In the USA these are negative (same with Germany). That means you get paid back less in purchasing power for the dollars you lend.

- The actual rate accounting for inflation
- US CPI is 1.6%, and US Treasuries are 1.22% so that would be a negative 0.38% rate of return in real purchasing power
- German inflation is -0.3%. German 10yr treasuries are -0.477%, so they have a negative 0.177% rate of real return in purchasing power.
- It looks like Japan is basically flat or has slightly positive real rates depending on where you look.

Debt / GDP Ratios

- Current US Debt to GDP ratio: 127% (https://fred.stlouisfed.org/series/GFDEGDQ188S)
- Current Japanese Debt to GDP Ratio: 236%
- Germany: 73%
- UK: 100.9%

Financial Repression

These would be measures where governments channel funds from private industry to pay down public debt. Article: https://www.investopedia.com/terms/f/fi ... ession.asp

Features of financial repression
- caps on interest rates (these create negative real yields on assets like bonds)
- government intervention with banks
- direct government lending to specific industries

Where this ends up going

I've been reading a lot of articles and listening to a lot of podcasts put out by folks like Russel Napier, Grant Williams, Brent Johnson and Erik Townsend. It seems that people are having a hard time agreeing on whether or not we are going to have a deflationary or inflation environment in the near term (in terms of CPI), but I believe that most of them agree we will probably get negative real rates and financial repression for some years to come.

One era folks are comparing this to is the post WWII era where there was a lot of inflation, and very negative real rates (nominal interest rates were pegged lower) and the very high public debts were effectively inflated away. This came at the expense of bond holders in terms of purchasing power.

→ **Collected data**:
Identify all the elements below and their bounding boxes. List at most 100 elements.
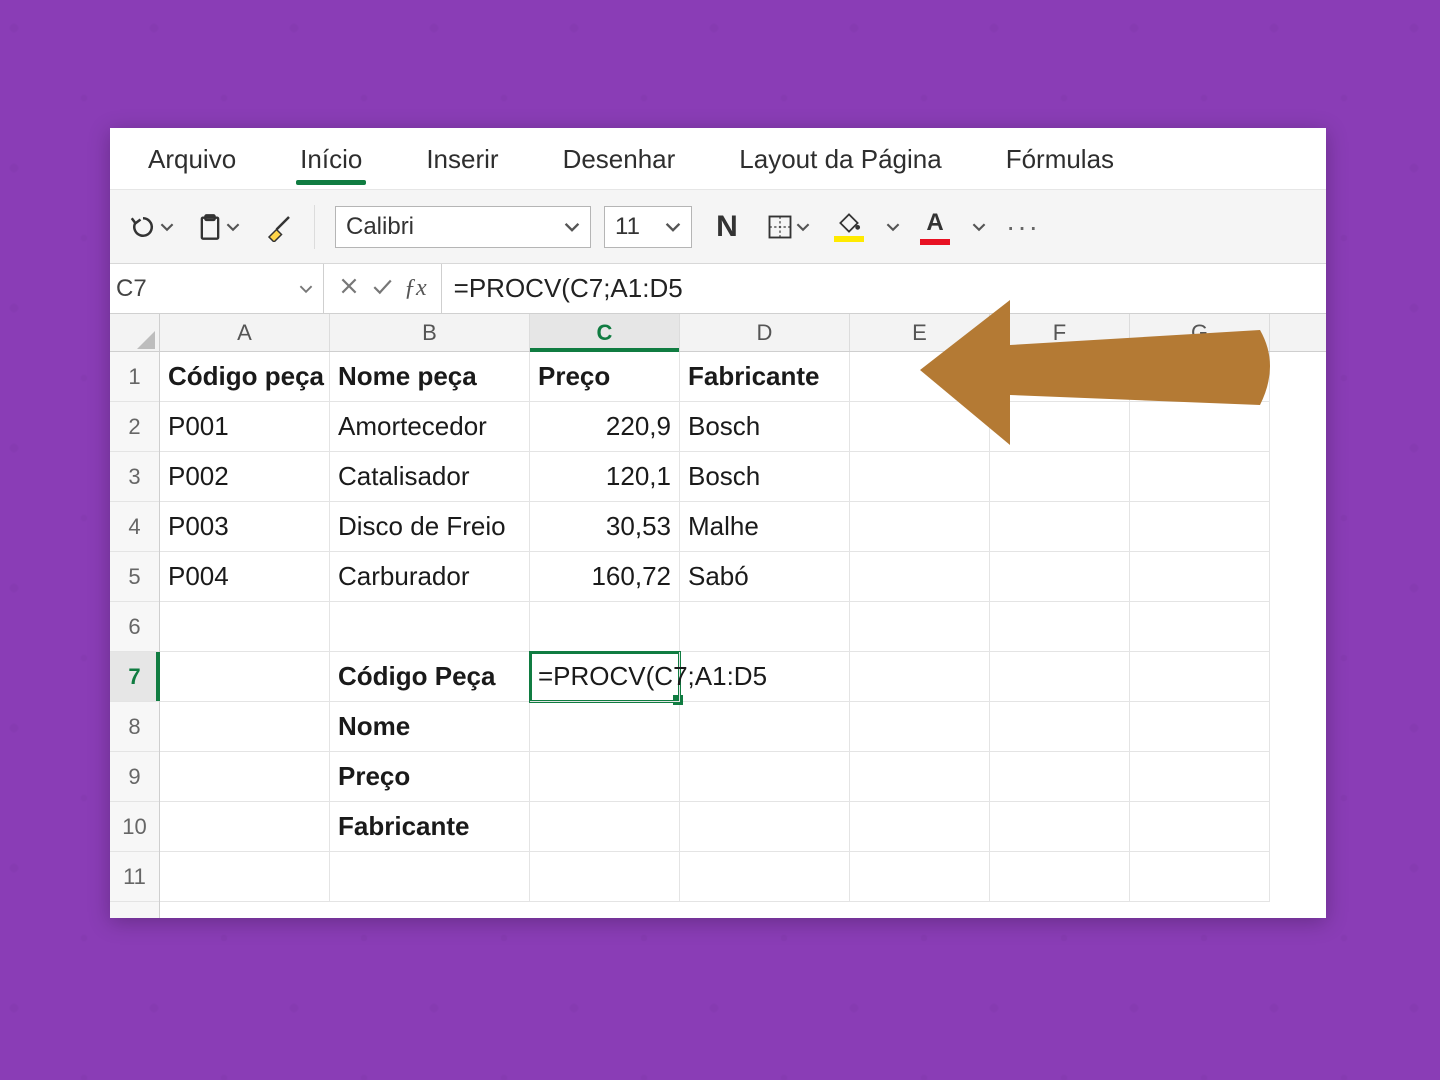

→ **What this exercise asks**:
(1) In the post on real interest rates, what is the current debt to GDP ratio given for Japan?
(2) Name every person the post on real interest rates mentions as putting out articles and podcasts.
(3) Rewrite the post on real interest rates starting at "- government intervention" and ending after "years to come.", substituting "interviews" for "podcasts".

→ **Exercise responses**:
(1) 236%

(2)
- Russel Napier
- Grant Williams
- Brent Johnson
- Erik Townsend

(3)
- government intervention with banks
- direct government lending to specific industries

Where this ends up going

I've been reading a lot of articles and listening to a lot of interviews put out by folks like Russel Napier, Grant Williams, Brent Johnson and Erik Townsend. It seems that people are having a hard time agreeing on whether or not we are going to have a deflationary or inflation environment in the near term (in terms of CPI), but I believe that most of them agree we will probably get negative real rates and financial repression for some years to come.